Records from a dataset

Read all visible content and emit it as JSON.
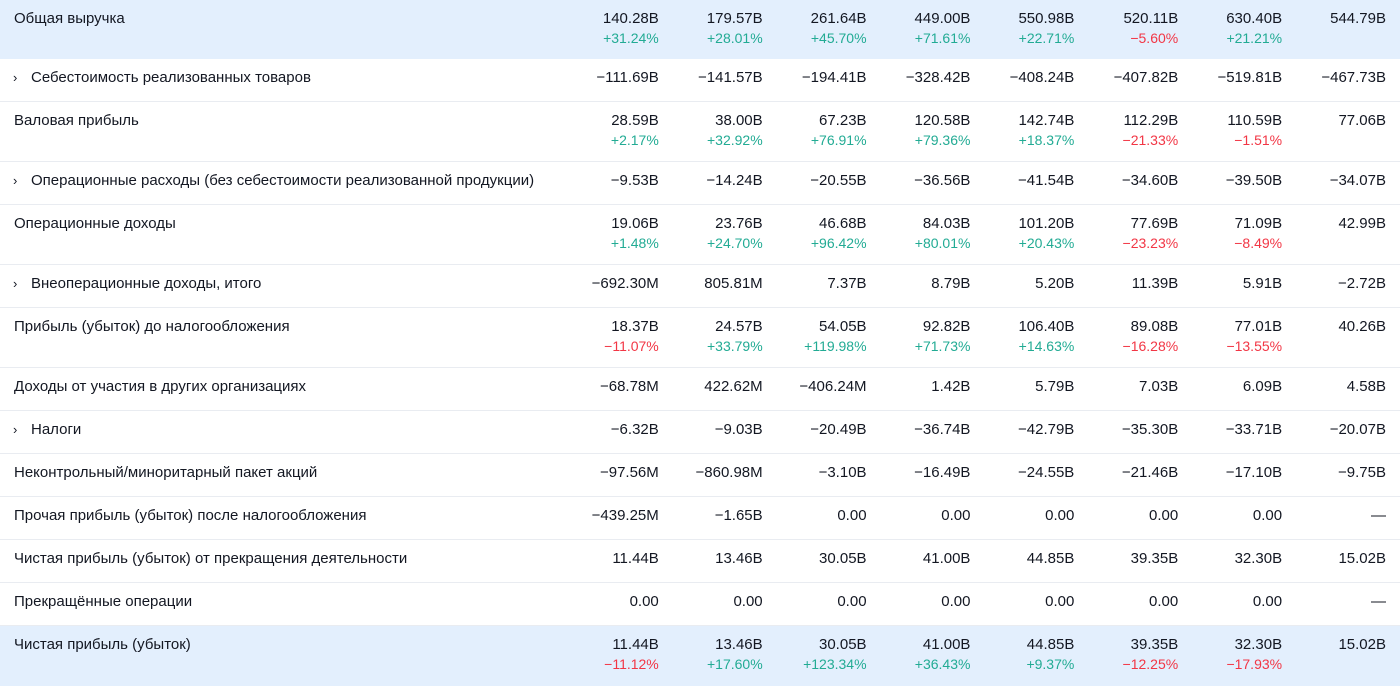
{
  "colors": {
    "positive": "#22ab94",
    "negative": "#f23645",
    "highlight_bg": "#e3effd"
  },
  "rows": [
    {
      "label": "Общая выручка",
      "expandable": false,
      "highlight": true,
      "values": [
        "140.28B",
        "179.57B",
        "261.64B",
        "449.00B",
        "550.98B",
        "520.11B",
        "630.40B",
        "544.79B"
      ],
      "changes": [
        "+31.24%",
        "+28.01%",
        "+45.70%",
        "+71.61%",
        "+22.71%",
        "−5.60%",
        "+21.21%",
        ""
      ]
    },
    {
      "label": "Себестоимость реализованных товаров",
      "expandable": true,
      "highlight": false,
      "values": [
        "−111.69B",
        "−141.57B",
        "−194.41B",
        "−328.42B",
        "−408.24B",
        "−407.82B",
        "−519.81B",
        "−467.73B"
      ],
      "changes": null
    },
    {
      "label": "Валовая прибыль",
      "expandable": false,
      "highlight": false,
      "values": [
        "28.59B",
        "38.00B",
        "67.23B",
        "120.58B",
        "142.74B",
        "112.29B",
        "110.59B",
        "77.06B"
      ],
      "changes": [
        "+2.17%",
        "+32.92%",
        "+76.91%",
        "+79.36%",
        "+18.37%",
        "−21.33%",
        "−1.51%",
        ""
      ]
    },
    {
      "label": "Операционные расходы (без себестоимости реализованной продукции)",
      "expandable": true,
      "highlight": false,
      "values": [
        "−9.53B",
        "−14.24B",
        "−20.55B",
        "−36.56B",
        "−41.54B",
        "−34.60B",
        "−39.50B",
        "−34.07B"
      ],
      "changes": null
    },
    {
      "label": "Операционные доходы",
      "expandable": false,
      "highlight": false,
      "values": [
        "19.06B",
        "23.76B",
        "46.68B",
        "84.03B",
        "101.20B",
        "77.69B",
        "71.09B",
        "42.99B"
      ],
      "changes": [
        "+1.48%",
        "+24.70%",
        "+96.42%",
        "+80.01%",
        "+20.43%",
        "−23.23%",
        "−8.49%",
        ""
      ]
    },
    {
      "label": "Внеоперационные доходы, итого",
      "expandable": true,
      "highlight": false,
      "values": [
        "−692.30M",
        "805.81M",
        "7.37B",
        "8.79B",
        "5.20B",
        "11.39B",
        "5.91B",
        "−2.72B"
      ],
      "changes": null
    },
    {
      "label": "Прибыль (убыток) до налогообложения",
      "expandable": false,
      "highlight": false,
      "values": [
        "18.37B",
        "24.57B",
        "54.05B",
        "92.82B",
        "106.40B",
        "89.08B",
        "77.01B",
        "40.26B"
      ],
      "changes": [
        "−11.07%",
        "+33.79%",
        "+119.98%",
        "+71.73%",
        "+14.63%",
        "−16.28%",
        "−13.55%",
        ""
      ]
    },
    {
      "label": "Доходы от участия в других организациях",
      "expandable": false,
      "highlight": false,
      "values": [
        "−68.78M",
        "422.62M",
        "−406.24M",
        "1.42B",
        "5.79B",
        "7.03B",
        "6.09B",
        "4.58B"
      ],
      "changes": null
    },
    {
      "label": "Налоги",
      "expandable": true,
      "highlight": false,
      "values": [
        "−6.32B",
        "−9.03B",
        "−20.49B",
        "−36.74B",
        "−42.79B",
        "−35.30B",
        "−33.71B",
        "−20.07B"
      ],
      "changes": null
    },
    {
      "label": "Неконтрольный/миноритарный пакет акций",
      "expandable": false,
      "highlight": false,
      "values": [
        "−97.56M",
        "−860.98M",
        "−3.10B",
        "−16.49B",
        "−24.55B",
        "−21.46B",
        "−17.10B",
        "−9.75B"
      ],
      "changes": null
    },
    {
      "label": "Прочая прибыль (убыток) после налогообложения",
      "expandable": false,
      "highlight": false,
      "values": [
        "−439.25M",
        "−1.65B",
        "0.00",
        "0.00",
        "0.00",
        "0.00",
        "0.00",
        "—"
      ],
      "changes": null
    },
    {
      "label": "Чистая прибыль (убыток) от прекращения деятельности",
      "expandable": false,
      "highlight": false,
      "values": [
        "11.44B",
        "13.46B",
        "30.05B",
        "41.00B",
        "44.85B",
        "39.35B",
        "32.30B",
        "15.02B"
      ],
      "changes": null
    },
    {
      "label": "Прекращённые операции",
      "expandable": false,
      "highlight": false,
      "values": [
        "0.00",
        "0.00",
        "0.00",
        "0.00",
        "0.00",
        "0.00",
        "0.00",
        "—"
      ],
      "changes": null
    },
    {
      "label": "Чистая прибыль (убыток)",
      "expandable": false,
      "highlight": true,
      "values": [
        "11.44B",
        "13.46B",
        "30.05B",
        "41.00B",
        "44.85B",
        "39.35B",
        "32.30B",
        "15.02B"
      ],
      "changes": [
        "−11.12%",
        "+17.60%",
        "+123.34%",
        "+36.43%",
        "+9.37%",
        "−12.25%",
        "−17.93%",
        ""
      ]
    }
  ]
}
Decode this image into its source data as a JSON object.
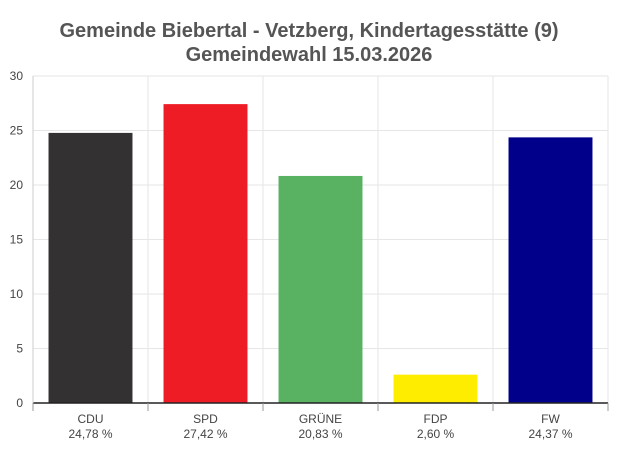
{
  "chart_data": {
    "type": "bar",
    "title_lines": [
      "Gemeinde Biebertal - Vetzberg, Kindertagesstätte (9)",
      "Gemeindewahl 15.03.2026"
    ],
    "categories": [
      "CDU",
      "SPD",
      "GRÜNE",
      "FDP",
      "FW"
    ],
    "values": [
      24.78,
      27.42,
      20.83,
      2.6,
      24.37
    ],
    "value_labels": [
      "24,78 %",
      "27,42 %",
      "20,83 %",
      "2,60 %",
      "24,37 %"
    ],
    "colors": [
      "#333132",
      "#EE1C25",
      "#58B261",
      "#FFED00",
      "#00008B"
    ],
    "ylim": [
      0,
      30
    ],
    "yticks": [
      "0",
      "5",
      "10",
      "15",
      "20",
      "25",
      "30"
    ],
    "xlabel": "",
    "ylabel": "",
    "grid": true,
    "legend": "none"
  }
}
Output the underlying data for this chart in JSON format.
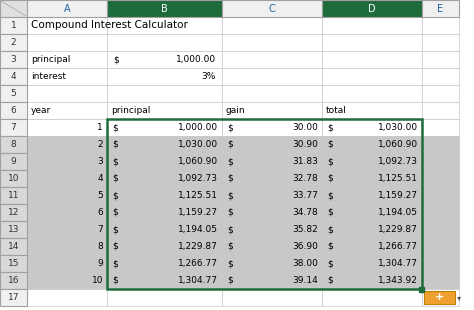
{
  "title": "Compound Interest Calculator",
  "principal_label": "principal",
  "interest_label": "interest",
  "principal_value": "1,000.00",
  "interest_value": "3%",
  "col_headers": [
    "A",
    "B",
    "C",
    "D",
    "E"
  ],
  "data": [
    [
      1,
      1000.0,
      30.0,
      1030.0
    ],
    [
      2,
      1030.0,
      30.9,
      1060.9
    ],
    [
      3,
      1060.9,
      31.83,
      1092.73
    ],
    [
      4,
      1092.73,
      32.78,
      1125.51
    ],
    [
      5,
      1125.51,
      33.77,
      1159.27
    ],
    [
      6,
      1159.27,
      34.78,
      1194.05
    ],
    [
      7,
      1194.05,
      35.82,
      1229.87
    ],
    [
      8,
      1229.87,
      36.9,
      1266.77
    ],
    [
      9,
      1266.77,
      38.0,
      1304.77
    ],
    [
      10,
      1304.77,
      39.14,
      1343.92
    ]
  ],
  "bg_color": "#ffffff",
  "col_header_bg_normal": "#f0f0f0",
  "col_header_bg_selected": "#1e6b3c",
  "col_header_text_normal": "#2060a0",
  "col_header_text_selected": "#ffffff",
  "row_header_bg": "#f0f0f0",
  "row_header_text": "#333333",
  "cell_bg_white": "#ffffff",
  "cell_bg_gray": "#c8c8c8",
  "grid_color": "#c8c8c8",
  "header_grid_color": "#a0a0a0",
  "selection_border": "#1e6b3c",
  "text_color": "#000000",
  "corner_bg": "#e0e0e0",
  "corner_line": "#a0a0a0"
}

What you should do:
Exactly reproduce the entries above, minus the pictures.

Written response:
Read all visible content and emit it as JSON.
{
  "colors": {
    "positive": "#22ab94",
    "negative": "#f23645",
    "highlight_bg": "#e3effd"
  },
  "rows": [
    {
      "label": "Общая выручка",
      "expandable": false,
      "highlight": true,
      "values": [
        "140.28B",
        "179.57B",
        "261.64B",
        "449.00B",
        "550.98B",
        "520.11B",
        "630.40B",
        "544.79B"
      ],
      "changes": [
        "+31.24%",
        "+28.01%",
        "+45.70%",
        "+71.61%",
        "+22.71%",
        "−5.60%",
        "+21.21%",
        ""
      ]
    },
    {
      "label": "Себестоимость реализованных товаров",
      "expandable": true,
      "highlight": false,
      "values": [
        "−111.69B",
        "−141.57B",
        "−194.41B",
        "−328.42B",
        "−408.24B",
        "−407.82B",
        "−519.81B",
        "−467.73B"
      ],
      "changes": null
    },
    {
      "label": "Валовая прибыль",
      "expandable": false,
      "highlight": false,
      "values": [
        "28.59B",
        "38.00B",
        "67.23B",
        "120.58B",
        "142.74B",
        "112.29B",
        "110.59B",
        "77.06B"
      ],
      "changes": [
        "+2.17%",
        "+32.92%",
        "+76.91%",
        "+79.36%",
        "+18.37%",
        "−21.33%",
        "−1.51%",
        ""
      ]
    },
    {
      "label": "Операционные расходы (без себестоимости реализованной продукции)",
      "expandable": true,
      "highlight": false,
      "values": [
        "−9.53B",
        "−14.24B",
        "−20.55B",
        "−36.56B",
        "−41.54B",
        "−34.60B",
        "−39.50B",
        "−34.07B"
      ],
      "changes": null
    },
    {
      "label": "Операционные доходы",
      "expandable": false,
      "highlight": false,
      "values": [
        "19.06B",
        "23.76B",
        "46.68B",
        "84.03B",
        "101.20B",
        "77.69B",
        "71.09B",
        "42.99B"
      ],
      "changes": [
        "+1.48%",
        "+24.70%",
        "+96.42%",
        "+80.01%",
        "+20.43%",
        "−23.23%",
        "−8.49%",
        ""
      ]
    },
    {
      "label": "Внеоперационные доходы, итого",
      "expandable": true,
      "highlight": false,
      "values": [
        "−692.30M",
        "805.81M",
        "7.37B",
        "8.79B",
        "5.20B",
        "11.39B",
        "5.91B",
        "−2.72B"
      ],
      "changes": null
    },
    {
      "label": "Прибыль (убыток) до налогообложения",
      "expandable": false,
      "highlight": false,
      "values": [
        "18.37B",
        "24.57B",
        "54.05B",
        "92.82B",
        "106.40B",
        "89.08B",
        "77.01B",
        "40.26B"
      ],
      "changes": [
        "−11.07%",
        "+33.79%",
        "+119.98%",
        "+71.73%",
        "+14.63%",
        "−16.28%",
        "−13.55%",
        ""
      ]
    },
    {
      "label": "Доходы от участия в других организациях",
      "expandable": false,
      "highlight": false,
      "values": [
        "−68.78M",
        "422.62M",
        "−406.24M",
        "1.42B",
        "5.79B",
        "7.03B",
        "6.09B",
        "4.58B"
      ],
      "changes": null
    },
    {
      "label": "Налоги",
      "expandable": true,
      "highlight": false,
      "values": [
        "−6.32B",
        "−9.03B",
        "−20.49B",
        "−36.74B",
        "−42.79B",
        "−35.30B",
        "−33.71B",
        "−20.07B"
      ],
      "changes": null
    },
    {
      "label": "Неконтрольный/миноритарный пакет акций",
      "expandable": false,
      "highlight": false,
      "values": [
        "−97.56M",
        "−860.98M",
        "−3.10B",
        "−16.49B",
        "−24.55B",
        "−21.46B",
        "−17.10B",
        "−9.75B"
      ],
      "changes": null
    },
    {
      "label": "Прочая прибыль (убыток) после налогообложения",
      "expandable": false,
      "highlight": false,
      "values": [
        "−439.25M",
        "−1.65B",
        "0.00",
        "0.00",
        "0.00",
        "0.00",
        "0.00",
        "—"
      ],
      "changes": null
    },
    {
      "label": "Чистая прибыль (убыток) от прекращения деятельности",
      "expandable": false,
      "highlight": false,
      "values": [
        "11.44B",
        "13.46B",
        "30.05B",
        "41.00B",
        "44.85B",
        "39.35B",
        "32.30B",
        "15.02B"
      ],
      "changes": null
    },
    {
      "label": "Прекращённые операции",
      "expandable": false,
      "highlight": false,
      "values": [
        "0.00",
        "0.00",
        "0.00",
        "0.00",
        "0.00",
        "0.00",
        "0.00",
        "—"
      ],
      "changes": null
    },
    {
      "label": "Чистая прибыль (убыток)",
      "expandable": false,
      "highlight": true,
      "values": [
        "11.44B",
        "13.46B",
        "30.05B",
        "41.00B",
        "44.85B",
        "39.35B",
        "32.30B",
        "15.02B"
      ],
      "changes": [
        "−11.12%",
        "+17.60%",
        "+123.34%",
        "+36.43%",
        "+9.37%",
        "−12.25%",
        "−17.93%",
        ""
      ]
    }
  ]
}
Decode this image into its source data as a JSON object.
{
  "chart_data": {
    "type": "bar",
    "title_lines": [
      "Gemeinde Biebertal - Vetzberg, Kindertagesstätte (9)",
      "Gemeindewahl 15.03.2026"
    ],
    "categories": [
      "CDU",
      "SPD",
      "GRÜNE",
      "FDP",
      "FW"
    ],
    "values": [
      24.78,
      27.42,
      20.83,
      2.6,
      24.37
    ],
    "value_labels": [
      "24,78 %",
      "27,42 %",
      "20,83 %",
      "2,60 %",
      "24,37 %"
    ],
    "colors": [
      "#333132",
      "#EE1C25",
      "#58B261",
      "#FFED00",
      "#00008B"
    ],
    "ylim": [
      0,
      30
    ],
    "yticks": [
      "0",
      "5",
      "10",
      "15",
      "20",
      "25",
      "30"
    ],
    "xlabel": "",
    "ylabel": "",
    "grid": true,
    "legend": "none"
  }
}
Output the underlying data for this chart in JSON format.
{
  "title": "Compound Interest Calculator",
  "principal_label": "principal",
  "interest_label": "interest",
  "principal_value": "1,000.00",
  "interest_value": "3%",
  "col_headers": [
    "A",
    "B",
    "C",
    "D",
    "E"
  ],
  "data": [
    [
      1,
      1000.0,
      30.0,
      1030.0
    ],
    [
      2,
      1030.0,
      30.9,
      1060.9
    ],
    [
      3,
      1060.9,
      31.83,
      1092.73
    ],
    [
      4,
      1092.73,
      32.78,
      1125.51
    ],
    [
      5,
      1125.51,
      33.77,
      1159.27
    ],
    [
      6,
      1159.27,
      34.78,
      1194.05
    ],
    [
      7,
      1194.05,
      35.82,
      1229.87
    ],
    [
      8,
      1229.87,
      36.9,
      1266.77
    ],
    [
      9,
      1266.77,
      38.0,
      1304.77
    ],
    [
      10,
      1304.77,
      39.14,
      1343.92
    ]
  ],
  "bg_color": "#ffffff",
  "col_header_bg_normal": "#f0f0f0",
  "col_header_bg_selected": "#1e6b3c",
  "col_header_text_normal": "#2060a0",
  "col_header_text_selected": "#ffffff",
  "row_header_bg": "#f0f0f0",
  "row_header_text": "#333333",
  "cell_bg_white": "#ffffff",
  "cell_bg_gray": "#c8c8c8",
  "grid_color": "#c8c8c8",
  "header_grid_color": "#a0a0a0",
  "selection_border": "#1e6b3c",
  "text_color": "#000000",
  "corner_bg": "#e0e0e0",
  "corner_line": "#a0a0a0"
}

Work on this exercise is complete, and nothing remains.